Figure record extracts
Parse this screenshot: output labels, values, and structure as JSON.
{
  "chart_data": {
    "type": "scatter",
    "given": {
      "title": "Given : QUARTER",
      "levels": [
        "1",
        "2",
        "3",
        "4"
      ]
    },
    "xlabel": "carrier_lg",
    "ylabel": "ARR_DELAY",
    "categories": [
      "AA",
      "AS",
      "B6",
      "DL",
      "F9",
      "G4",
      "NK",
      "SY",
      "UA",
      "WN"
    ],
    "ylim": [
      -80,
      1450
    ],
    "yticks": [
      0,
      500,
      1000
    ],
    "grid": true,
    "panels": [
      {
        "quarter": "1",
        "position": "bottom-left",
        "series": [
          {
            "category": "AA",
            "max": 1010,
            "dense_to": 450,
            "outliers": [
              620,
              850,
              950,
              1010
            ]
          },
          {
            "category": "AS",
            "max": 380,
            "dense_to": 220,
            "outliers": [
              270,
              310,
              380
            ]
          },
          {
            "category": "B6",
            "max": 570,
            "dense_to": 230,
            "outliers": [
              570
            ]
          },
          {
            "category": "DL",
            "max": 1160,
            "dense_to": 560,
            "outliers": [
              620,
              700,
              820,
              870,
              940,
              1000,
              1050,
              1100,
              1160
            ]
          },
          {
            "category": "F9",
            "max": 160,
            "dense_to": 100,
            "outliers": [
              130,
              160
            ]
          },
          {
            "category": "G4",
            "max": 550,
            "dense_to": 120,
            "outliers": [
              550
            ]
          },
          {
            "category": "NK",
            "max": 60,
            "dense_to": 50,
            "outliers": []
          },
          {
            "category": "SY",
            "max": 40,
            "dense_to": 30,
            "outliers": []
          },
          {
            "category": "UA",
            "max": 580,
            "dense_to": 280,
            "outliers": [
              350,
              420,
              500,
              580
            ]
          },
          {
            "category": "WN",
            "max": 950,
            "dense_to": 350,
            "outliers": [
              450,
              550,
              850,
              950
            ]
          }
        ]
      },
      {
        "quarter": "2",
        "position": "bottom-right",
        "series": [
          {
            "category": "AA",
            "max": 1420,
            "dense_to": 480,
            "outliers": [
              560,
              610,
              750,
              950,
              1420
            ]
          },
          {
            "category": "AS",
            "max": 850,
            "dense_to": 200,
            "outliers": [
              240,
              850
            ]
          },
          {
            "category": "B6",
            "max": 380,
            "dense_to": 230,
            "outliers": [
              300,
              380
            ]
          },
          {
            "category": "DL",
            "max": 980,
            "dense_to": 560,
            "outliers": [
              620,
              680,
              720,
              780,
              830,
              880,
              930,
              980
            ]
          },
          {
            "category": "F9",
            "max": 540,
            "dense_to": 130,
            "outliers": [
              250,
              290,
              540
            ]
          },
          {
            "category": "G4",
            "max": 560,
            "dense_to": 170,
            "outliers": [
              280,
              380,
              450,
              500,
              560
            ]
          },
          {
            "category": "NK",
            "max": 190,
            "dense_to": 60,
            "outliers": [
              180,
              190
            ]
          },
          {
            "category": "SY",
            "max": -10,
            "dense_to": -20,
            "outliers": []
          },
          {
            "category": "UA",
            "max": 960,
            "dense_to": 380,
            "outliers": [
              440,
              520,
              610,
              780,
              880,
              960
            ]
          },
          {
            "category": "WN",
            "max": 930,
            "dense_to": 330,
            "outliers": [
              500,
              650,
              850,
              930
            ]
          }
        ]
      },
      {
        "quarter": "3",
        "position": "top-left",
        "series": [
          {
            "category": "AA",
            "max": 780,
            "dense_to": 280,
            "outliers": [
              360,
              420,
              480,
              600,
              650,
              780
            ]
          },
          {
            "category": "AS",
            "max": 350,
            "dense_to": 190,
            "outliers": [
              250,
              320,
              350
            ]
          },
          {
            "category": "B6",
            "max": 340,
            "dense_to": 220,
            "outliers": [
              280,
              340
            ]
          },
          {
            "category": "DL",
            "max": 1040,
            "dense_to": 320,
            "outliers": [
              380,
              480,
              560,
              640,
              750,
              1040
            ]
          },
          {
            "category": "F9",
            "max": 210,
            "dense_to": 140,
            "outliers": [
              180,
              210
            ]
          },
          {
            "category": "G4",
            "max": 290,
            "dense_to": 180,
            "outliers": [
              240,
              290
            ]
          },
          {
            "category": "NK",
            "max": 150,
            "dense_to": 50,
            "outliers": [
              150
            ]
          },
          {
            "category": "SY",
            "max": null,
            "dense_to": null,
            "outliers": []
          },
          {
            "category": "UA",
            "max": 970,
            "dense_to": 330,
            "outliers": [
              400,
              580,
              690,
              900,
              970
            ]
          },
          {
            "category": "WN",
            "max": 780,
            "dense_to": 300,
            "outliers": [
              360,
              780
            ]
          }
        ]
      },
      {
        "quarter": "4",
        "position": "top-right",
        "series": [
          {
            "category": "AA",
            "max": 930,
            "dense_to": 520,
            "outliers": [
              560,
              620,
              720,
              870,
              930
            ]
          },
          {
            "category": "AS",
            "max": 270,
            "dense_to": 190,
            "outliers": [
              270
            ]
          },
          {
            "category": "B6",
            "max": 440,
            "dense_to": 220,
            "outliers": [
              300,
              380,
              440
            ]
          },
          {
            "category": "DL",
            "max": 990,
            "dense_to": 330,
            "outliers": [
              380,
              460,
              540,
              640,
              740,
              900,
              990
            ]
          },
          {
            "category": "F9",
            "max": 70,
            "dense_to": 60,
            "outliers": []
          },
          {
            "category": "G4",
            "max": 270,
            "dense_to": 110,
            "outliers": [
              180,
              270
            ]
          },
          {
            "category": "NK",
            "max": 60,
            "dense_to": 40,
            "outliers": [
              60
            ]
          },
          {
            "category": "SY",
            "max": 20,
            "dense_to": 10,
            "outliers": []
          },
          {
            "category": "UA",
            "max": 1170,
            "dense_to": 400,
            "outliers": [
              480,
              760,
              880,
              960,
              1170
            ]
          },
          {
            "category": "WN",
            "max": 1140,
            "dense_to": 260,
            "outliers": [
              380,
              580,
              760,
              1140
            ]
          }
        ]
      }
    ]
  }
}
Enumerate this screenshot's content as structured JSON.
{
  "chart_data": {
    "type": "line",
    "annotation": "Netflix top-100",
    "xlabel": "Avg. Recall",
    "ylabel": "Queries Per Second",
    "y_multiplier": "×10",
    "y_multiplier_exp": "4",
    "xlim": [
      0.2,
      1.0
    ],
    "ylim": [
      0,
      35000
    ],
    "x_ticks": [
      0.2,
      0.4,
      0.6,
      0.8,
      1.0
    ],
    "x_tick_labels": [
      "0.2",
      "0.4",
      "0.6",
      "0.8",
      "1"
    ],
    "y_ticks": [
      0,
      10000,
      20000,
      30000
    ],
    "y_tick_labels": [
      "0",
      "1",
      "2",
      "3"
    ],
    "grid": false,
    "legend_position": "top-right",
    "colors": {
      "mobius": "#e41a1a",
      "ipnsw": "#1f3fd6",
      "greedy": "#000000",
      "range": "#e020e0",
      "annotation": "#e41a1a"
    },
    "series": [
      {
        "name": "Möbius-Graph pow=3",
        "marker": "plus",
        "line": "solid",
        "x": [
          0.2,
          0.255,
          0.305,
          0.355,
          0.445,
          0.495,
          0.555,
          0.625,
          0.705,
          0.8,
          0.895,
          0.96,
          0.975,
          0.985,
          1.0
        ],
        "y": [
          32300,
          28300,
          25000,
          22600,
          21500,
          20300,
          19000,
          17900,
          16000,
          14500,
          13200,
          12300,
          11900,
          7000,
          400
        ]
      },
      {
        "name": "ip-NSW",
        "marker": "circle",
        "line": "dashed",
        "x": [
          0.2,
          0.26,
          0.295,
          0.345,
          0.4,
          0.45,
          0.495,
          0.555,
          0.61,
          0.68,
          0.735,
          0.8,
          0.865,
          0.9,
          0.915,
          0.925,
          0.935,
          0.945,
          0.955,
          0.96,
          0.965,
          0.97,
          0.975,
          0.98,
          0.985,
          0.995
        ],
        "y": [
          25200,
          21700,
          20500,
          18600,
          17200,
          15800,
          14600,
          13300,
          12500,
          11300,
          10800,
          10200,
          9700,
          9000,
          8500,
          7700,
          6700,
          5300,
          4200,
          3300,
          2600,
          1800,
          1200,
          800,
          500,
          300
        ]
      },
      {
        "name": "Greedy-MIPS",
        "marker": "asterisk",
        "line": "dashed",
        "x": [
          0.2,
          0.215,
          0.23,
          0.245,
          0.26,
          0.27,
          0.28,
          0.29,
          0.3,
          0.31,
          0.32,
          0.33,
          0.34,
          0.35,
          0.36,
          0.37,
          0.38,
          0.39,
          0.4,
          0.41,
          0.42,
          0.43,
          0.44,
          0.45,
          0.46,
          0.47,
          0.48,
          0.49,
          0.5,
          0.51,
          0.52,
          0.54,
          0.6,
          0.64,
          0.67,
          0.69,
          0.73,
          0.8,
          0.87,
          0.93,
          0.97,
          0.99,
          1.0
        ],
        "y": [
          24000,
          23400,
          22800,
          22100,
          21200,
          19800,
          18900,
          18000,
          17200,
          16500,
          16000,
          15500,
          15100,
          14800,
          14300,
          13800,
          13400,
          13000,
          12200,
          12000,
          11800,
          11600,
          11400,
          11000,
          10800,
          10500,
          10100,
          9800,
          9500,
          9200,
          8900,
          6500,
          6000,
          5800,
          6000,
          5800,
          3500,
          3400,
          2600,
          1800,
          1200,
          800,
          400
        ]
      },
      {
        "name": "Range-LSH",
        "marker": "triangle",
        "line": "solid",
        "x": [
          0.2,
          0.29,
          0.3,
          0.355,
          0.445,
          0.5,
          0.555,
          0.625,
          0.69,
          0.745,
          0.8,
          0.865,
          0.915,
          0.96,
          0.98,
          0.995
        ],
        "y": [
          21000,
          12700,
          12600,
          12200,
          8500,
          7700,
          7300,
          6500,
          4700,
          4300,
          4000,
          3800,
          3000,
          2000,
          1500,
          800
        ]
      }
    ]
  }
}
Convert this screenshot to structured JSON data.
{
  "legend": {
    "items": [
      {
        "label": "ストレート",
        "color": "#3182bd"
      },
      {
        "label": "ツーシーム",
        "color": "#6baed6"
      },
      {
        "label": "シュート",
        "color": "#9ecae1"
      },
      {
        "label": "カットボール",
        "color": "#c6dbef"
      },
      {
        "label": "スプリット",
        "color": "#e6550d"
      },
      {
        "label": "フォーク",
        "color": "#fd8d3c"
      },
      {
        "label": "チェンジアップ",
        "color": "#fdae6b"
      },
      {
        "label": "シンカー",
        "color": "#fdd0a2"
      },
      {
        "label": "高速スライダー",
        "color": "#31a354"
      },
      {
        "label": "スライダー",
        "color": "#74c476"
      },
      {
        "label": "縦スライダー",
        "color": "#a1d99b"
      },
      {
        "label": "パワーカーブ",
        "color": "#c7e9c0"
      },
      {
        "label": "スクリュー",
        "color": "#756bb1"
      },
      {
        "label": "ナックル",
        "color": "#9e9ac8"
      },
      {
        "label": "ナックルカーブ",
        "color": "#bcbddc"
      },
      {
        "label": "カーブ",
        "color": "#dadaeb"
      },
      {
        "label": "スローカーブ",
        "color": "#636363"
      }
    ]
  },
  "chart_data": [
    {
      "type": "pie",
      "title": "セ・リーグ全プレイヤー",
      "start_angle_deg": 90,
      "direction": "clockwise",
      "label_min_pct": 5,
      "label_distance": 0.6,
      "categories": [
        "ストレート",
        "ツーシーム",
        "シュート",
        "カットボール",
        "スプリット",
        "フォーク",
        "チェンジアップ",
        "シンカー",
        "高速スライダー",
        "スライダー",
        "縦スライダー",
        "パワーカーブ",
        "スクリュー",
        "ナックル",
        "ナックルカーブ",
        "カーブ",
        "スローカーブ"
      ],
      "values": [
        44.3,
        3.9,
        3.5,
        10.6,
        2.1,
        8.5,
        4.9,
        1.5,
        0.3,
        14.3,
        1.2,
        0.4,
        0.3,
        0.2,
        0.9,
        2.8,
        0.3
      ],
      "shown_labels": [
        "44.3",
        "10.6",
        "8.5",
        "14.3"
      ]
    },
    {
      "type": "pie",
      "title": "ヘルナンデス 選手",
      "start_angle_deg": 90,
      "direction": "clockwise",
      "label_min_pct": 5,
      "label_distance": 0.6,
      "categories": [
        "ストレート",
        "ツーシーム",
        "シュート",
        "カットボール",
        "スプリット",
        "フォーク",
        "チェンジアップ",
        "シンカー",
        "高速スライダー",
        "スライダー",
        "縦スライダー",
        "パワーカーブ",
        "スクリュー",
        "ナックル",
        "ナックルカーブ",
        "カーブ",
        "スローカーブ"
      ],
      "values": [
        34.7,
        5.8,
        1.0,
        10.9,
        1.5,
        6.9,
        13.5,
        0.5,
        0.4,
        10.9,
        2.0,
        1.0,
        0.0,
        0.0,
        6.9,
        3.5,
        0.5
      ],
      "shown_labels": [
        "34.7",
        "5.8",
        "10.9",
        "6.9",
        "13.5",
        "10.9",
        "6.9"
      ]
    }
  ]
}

Exercise:
Reproduce every line from the entries that holds the word "type".

Result of the task:
    "type": "scatter",
    "type": "line",
      "type": "pie",
      "type": "pie",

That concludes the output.